Given instruction = Output the records exactly. Include every line.

Information shown =
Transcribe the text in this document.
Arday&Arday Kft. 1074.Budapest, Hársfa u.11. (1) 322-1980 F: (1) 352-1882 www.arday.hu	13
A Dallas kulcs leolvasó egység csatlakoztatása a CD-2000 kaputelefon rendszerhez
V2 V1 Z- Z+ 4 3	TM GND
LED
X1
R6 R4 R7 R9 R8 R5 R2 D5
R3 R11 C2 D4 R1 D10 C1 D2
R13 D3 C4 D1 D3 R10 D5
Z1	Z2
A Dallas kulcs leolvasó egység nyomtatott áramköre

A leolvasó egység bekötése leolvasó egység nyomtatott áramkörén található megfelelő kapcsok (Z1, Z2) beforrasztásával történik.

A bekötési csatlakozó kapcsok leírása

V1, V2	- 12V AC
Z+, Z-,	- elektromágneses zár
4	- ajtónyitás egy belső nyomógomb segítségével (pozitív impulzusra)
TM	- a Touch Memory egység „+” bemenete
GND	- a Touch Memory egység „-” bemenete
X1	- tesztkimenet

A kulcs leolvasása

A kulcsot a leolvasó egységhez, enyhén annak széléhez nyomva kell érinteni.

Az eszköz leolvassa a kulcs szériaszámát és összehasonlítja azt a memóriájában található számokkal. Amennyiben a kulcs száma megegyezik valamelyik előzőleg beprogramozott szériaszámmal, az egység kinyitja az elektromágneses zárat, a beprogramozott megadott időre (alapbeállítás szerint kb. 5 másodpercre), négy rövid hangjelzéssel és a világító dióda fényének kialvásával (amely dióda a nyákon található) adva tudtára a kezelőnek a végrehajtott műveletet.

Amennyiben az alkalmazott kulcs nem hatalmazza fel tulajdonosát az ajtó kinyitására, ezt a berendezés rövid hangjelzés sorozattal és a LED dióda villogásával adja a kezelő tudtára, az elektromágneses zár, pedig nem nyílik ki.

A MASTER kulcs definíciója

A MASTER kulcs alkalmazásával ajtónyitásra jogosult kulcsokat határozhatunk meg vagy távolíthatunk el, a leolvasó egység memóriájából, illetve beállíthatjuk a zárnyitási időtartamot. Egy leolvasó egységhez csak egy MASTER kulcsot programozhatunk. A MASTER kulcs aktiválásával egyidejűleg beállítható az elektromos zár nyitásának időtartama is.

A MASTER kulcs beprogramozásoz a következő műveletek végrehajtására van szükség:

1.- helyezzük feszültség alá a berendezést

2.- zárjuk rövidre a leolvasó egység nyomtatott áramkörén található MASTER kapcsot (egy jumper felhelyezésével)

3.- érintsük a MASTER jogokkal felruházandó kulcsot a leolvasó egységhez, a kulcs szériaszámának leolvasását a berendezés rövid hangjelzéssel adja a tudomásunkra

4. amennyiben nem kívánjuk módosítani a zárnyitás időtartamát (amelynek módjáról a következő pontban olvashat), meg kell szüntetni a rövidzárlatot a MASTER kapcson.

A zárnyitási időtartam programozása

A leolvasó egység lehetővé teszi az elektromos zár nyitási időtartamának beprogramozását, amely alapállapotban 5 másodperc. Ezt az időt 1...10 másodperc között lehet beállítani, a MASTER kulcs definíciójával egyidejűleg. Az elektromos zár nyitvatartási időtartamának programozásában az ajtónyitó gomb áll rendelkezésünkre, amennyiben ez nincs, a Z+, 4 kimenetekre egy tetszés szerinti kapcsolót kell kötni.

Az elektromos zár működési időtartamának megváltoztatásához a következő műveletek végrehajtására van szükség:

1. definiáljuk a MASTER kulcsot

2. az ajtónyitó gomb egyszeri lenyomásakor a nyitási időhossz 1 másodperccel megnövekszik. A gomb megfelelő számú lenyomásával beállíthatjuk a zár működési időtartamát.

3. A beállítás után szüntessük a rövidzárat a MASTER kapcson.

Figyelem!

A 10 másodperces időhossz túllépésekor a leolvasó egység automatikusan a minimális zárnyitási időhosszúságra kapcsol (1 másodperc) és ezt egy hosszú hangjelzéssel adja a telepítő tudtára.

Reply to the exercise =
Transcribe the text in this document.
Arday&Arday Kft. 1074.Budapest, Hársfa u.11. (1) 322-1980 F: (1) 352-1882 www.arday.hu	13
A Dallas kulcs leolvasó egység csatlakoztatása a CD-2000 kaputelefon rendszerhez
V2 V1 Z- Z+ 4 3	TM GND
LED
X1
R6 R4 R7 R9 R8 R5 R2 D5
R3 R11 C2 D4 R1 D10 C1 D2
R13 D3 C4 D1 D3 R10 D5
Z1	Z2
A Dallas kulcs leolvasó egység nyomtatott áramköre

A leolvasó egység bekötése leolvasó egység nyomtatott áramkörén található megfelelő kapcsok (Z1, Z2) beforrasztásával történik.

A bekötési csatlakozó kapcsok leírása

V1, V2	- 12V AC
Z+, Z-,	- elektromágneses zár
4	- ajtónyitás egy belső nyomógomb segítségével (pozitív impulzusra)
TM	- a Touch Memory egység „+” bemenete
GND	- a Touch Memory egység „-” bemenete
X1	- tesztkimenet

A kulcs leolvasása

A kulcsot a leolvasó egységhez, enyhén annak széléhez nyomva kell érinteni.

Az eszköz leolvassa a kulcs szériaszámát és összehasonlítja azt a memóriájában található számokkal. Amennyiben a kulcs száma megegyezik valamelyik előzőleg beprogramozott szériaszámmal, az egység kinyitja az elektromágneses zárat, a beprogramozott megadott időre (alapbeállítás szerint kb. 5 másodpercre), négy rövid hangjelzéssel és a világító dióda fényének kialvásával (amely dióda a nyákon található) adva tudtára a kezelőnek a végrehajtott műveletet.

Amennyiben az alkalmazott kulcs nem hatalmazza fel tulajdonosát az ajtó kinyitására, ezt a berendezés rövid hangjelzés sorozattal és a LED dióda villogásával adja a kezelő tudtára, az elektromágneses zár, pedig nem nyílik ki.

A MASTER kulcs definíciója

A MASTER kulcs alkalmazásával ajtónyitásra jogosult kulcsokat határozhatunk meg vagy távolíthatunk el, a leolvasó egység memóriájából, illetve beállíthatjuk a zárnyitási időtartamot. Egy leolvasó egységhez csak egy MASTER kulcsot programozhatunk. A MASTER kulcs aktiválásával egyidejűleg beállítható az elektromos zár nyitásának időtartama is.

A MASTER kulcs beprogramozásoz a következő műveletek végrehajtására van szükség:

1.- helyezzük feszültség alá a berendezést

2.- zárjuk rövidre a leolvasó egység nyomtatott áramkörén található MASTER kapcsot (egy jumper felhelyezésével)

3.- érintsük a MASTER jogokkal felruházandó kulcsot a leolvasó egységhez, a kulcs szériaszámának leolvasását a berendezés rövid hangjelzéssel adja a tudomásunkra

4. amennyiben nem kívánjuk módosítani a zárnyitás időtartamát (amelynek módjáról a következő pontban olvashat), meg kell szüntetni a rövidzárlatot a MASTER kapcson.

A zárnyitási időtartam programozása

A leolvasó egység lehetővé teszi az elektromos zár nyitási időtartamának beprogramozását, amely alapállapotban 5 másodperc. Ezt az időt 1...10 másodperc között lehet beállítani, a MASTER kulcs definíciójával egyidejűleg. Az elektromos zár nyitvatartási időtartamának programozásában az ajtónyitó gomb áll rendelkezésünkre, amennyiben ez nincs, a Z+, 4 kimenetekre egy tetszés szerinti kapcsolót kell kötni.

Az elektromos zár működési időtartamának megváltoztatásához a következő műveletek végrehajtására van szükség:

1. definiáljuk a MASTER kulcsot

2. az ajtónyitó gomb egyszeri lenyomásakor a nyitási időhossz 1 másodperccel megnövekszik. A gomb megfelelő számú lenyomásával beállíthatjuk a zár működési időtartamát.

3. A beállítás után szüntessük a rövidzárat a MASTER kapcson.

Figyelem!

A 10 másodperces időhossz túllépésekor a leolvasó egység automatikusan a minimális zárnyitási időhosszúságra kapcsol (1 másodperc) és ezt egy hosszú hangjelzéssel adja a telepítő tudtára.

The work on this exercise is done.